▶ TASK INSTRUCTIONS:
Present every line in which the string "Journal" appears.

▶ DATA LISTING:
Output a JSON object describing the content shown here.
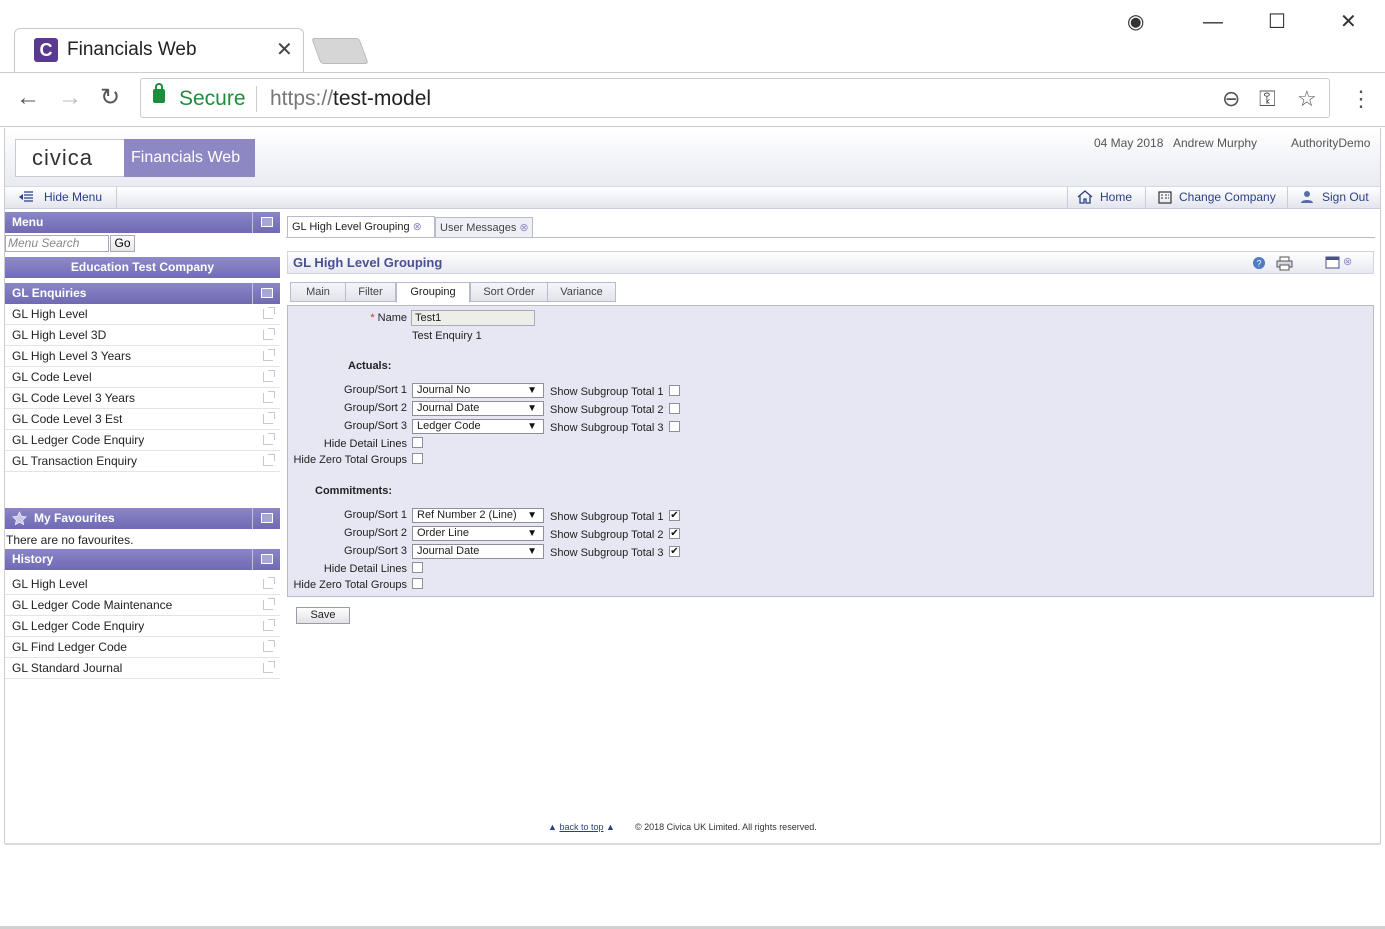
{
  "browser": {
    "tab_title": "Financials Web",
    "tab_favicon": "C",
    "tab_close": "✕",
    "secure_label": "Secure",
    "url_scheme": "https://",
    "url_host": "test-model"
  },
  "header": {
    "logo": "civica",
    "app_name": "Financials Web",
    "date": "04 May 2018",
    "user": "Andrew Murphy",
    "authority": "AuthorityDemo"
  },
  "menubar": {
    "hide_menu": "Hide Menu",
    "home": "Home",
    "change_company": "Change Company",
    "sign_out": "Sign Out"
  },
  "sidebar": {
    "menu_title": "Menu",
    "search_placeholder": "Menu Search",
    "go_label": "Go",
    "company": "Education Test Company",
    "section_title": "GL Enquiries",
    "items": [
      "GL High Level",
      "GL High Level 3D",
      "GL High Level 3 Years",
      "GL Code Level",
      "GL Code Level 3 Years",
      "GL Code Level 3 Est",
      "GL Ledger Code Enquiry",
      "GL Transaction Enquiry"
    ],
    "favourites_title": "My Favourites",
    "no_favourites": "There are no favourites.",
    "history_title": "History",
    "history": [
      "GL High Level",
      "GL Ledger Code Maintenance",
      "GL Ledger Code Enquiry",
      "GL Find Ledger Code",
      "GL Standard Journal"
    ]
  },
  "content": {
    "tabs": [
      "GL High Level Grouping",
      "User Messages"
    ],
    "panel_title": "GL High Level Grouping",
    "inner_tabs": [
      "Main",
      "Filter",
      "Grouping",
      "Sort Order",
      "Variance"
    ],
    "active_inner_tab": "Grouping",
    "name_label": "Name",
    "name_value": "Test1",
    "description": "Test Enquiry 1",
    "actuals": {
      "title": "Actuals:",
      "rows": [
        {
          "label": "Group/Sort 1",
          "value": "Journal No",
          "subtotal_label": "Show Subgroup Total 1",
          "checked": false
        },
        {
          "label": "Group/Sort 2",
          "value": "Journal Date",
          "subtotal_label": "Show Subgroup Total 2",
          "checked": false
        },
        {
          "label": "Group/Sort 3",
          "value": "Ledger Code",
          "subtotal_label": "Show Subgroup Total 3",
          "checked": false
        }
      ],
      "hide_detail_label": "Hide Detail Lines",
      "hide_zero_label": "Hide Zero Total Groups"
    },
    "commitments": {
      "title": "Commitments:",
      "rows": [
        {
          "label": "Group/Sort 1",
          "value": "Ref Number 2 (Line)",
          "subtotal_label": "Show Subgroup Total 1",
          "checked": true
        },
        {
          "label": "Group/Sort 2",
          "value": "Order Line",
          "subtotal_label": "Show Subgroup Total 2",
          "checked": true
        },
        {
          "label": "Group/Sort 3",
          "value": "Journal Date",
          "subtotal_label": "Show Subgroup Total 3",
          "checked": true
        }
      ],
      "hide_detail_label": "Hide Detail Lines",
      "hide_zero_label": "Hide Zero Total Groups"
    },
    "save_label": "Save"
  },
  "footer": {
    "back_to_top": "back to top",
    "copyright": "© 2018 Civica UK Limited. All rights reserved."
  },
  "colors": {
    "accent": "#8d87c4",
    "link": "#2b3f86",
    "secure": "#1e8e3e"
  }
}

▶ SOLUTION FOR THIS TASK:
      "GL Standard Journal"
          "value": "Journal No",
          "value": "Journal Date",
          "value": "Journal Date",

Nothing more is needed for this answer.